▶ _Task directions_
Render the items below, from their first line through the line containing "y-tick-label: 7,5 [10, 135, 27, 149]", as a JSON list of strings with one string per line and blank lines omitted.

begin

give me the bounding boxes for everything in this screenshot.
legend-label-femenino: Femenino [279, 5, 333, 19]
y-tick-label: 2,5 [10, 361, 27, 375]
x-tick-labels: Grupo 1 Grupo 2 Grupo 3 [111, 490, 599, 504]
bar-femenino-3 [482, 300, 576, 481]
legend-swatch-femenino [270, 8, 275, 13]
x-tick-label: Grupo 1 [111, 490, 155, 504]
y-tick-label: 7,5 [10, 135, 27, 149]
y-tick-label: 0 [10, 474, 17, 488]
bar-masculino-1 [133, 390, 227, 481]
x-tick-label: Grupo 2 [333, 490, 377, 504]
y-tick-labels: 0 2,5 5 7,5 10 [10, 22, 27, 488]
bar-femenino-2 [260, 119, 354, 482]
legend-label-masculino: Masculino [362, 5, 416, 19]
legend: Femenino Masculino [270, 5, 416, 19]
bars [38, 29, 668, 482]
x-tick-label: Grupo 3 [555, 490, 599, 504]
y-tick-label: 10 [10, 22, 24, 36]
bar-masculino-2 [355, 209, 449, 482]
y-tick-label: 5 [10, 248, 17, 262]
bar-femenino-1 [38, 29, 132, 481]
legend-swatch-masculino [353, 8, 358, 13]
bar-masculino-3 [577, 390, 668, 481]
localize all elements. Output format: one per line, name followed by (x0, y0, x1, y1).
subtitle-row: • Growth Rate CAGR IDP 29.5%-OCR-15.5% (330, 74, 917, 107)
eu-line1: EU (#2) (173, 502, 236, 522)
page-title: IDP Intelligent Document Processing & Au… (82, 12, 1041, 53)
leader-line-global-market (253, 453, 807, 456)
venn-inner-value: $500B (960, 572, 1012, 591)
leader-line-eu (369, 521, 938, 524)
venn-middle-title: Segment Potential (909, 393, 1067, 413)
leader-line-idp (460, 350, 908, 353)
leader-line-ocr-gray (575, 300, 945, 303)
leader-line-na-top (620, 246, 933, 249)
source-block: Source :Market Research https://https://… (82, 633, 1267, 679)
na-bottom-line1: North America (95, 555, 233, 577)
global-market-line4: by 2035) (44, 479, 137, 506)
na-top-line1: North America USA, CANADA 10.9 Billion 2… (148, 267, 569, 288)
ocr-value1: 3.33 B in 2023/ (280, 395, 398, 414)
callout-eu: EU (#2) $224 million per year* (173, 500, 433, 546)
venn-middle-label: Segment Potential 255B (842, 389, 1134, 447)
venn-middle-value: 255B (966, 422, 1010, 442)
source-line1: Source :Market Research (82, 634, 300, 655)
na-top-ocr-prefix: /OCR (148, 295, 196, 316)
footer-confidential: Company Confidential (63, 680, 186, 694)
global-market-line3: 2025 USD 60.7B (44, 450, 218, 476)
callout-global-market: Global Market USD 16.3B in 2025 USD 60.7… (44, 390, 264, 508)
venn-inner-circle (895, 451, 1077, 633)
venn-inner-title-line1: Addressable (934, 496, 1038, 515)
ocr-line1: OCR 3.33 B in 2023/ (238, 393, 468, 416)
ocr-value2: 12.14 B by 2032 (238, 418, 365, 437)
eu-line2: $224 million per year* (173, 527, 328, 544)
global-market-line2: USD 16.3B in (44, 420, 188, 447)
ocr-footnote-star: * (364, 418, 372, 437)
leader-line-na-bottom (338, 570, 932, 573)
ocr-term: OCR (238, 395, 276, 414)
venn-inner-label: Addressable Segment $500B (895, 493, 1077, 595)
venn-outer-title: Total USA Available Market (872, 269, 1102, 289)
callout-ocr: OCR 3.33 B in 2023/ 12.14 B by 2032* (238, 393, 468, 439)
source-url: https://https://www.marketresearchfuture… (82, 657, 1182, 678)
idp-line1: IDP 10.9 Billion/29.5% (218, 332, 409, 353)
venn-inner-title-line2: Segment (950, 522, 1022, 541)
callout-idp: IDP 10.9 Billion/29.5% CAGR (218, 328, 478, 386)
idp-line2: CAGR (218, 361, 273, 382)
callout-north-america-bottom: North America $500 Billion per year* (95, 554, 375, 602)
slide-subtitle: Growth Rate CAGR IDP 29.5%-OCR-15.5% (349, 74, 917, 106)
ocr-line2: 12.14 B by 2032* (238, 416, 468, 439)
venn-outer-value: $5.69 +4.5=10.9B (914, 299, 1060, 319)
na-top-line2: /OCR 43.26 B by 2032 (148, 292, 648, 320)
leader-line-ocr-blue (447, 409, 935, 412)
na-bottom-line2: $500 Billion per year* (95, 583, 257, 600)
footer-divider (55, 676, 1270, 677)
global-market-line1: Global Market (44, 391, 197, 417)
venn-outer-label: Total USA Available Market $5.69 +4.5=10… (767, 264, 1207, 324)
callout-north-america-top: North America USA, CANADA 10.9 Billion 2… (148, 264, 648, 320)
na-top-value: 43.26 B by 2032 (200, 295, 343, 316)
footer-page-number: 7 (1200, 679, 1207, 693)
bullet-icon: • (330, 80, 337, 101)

end

▶ _Answer for this exercise_
[
  "give me the bounding boxes for everything in this screenshot.",
  "legend-label-femenino: Femenino [279, 5, 333, 19]",
  "y-tick-label: 2,5 [10, 361, 27, 375]",
  "x-tick-labels: Grupo 1 Grupo 2 Grupo 3 [111, 490, 599, 504]",
  "bar-femenino-3 [482, 300, 576, 481]",
  "legend-swatch-femenino [270, 8, 275, 13]",
  "x-tick-label: Grupo 1 [111, 490, 155, 504]",
  "y-tick-label: 7,5 [10, 135, 27, 149]"
]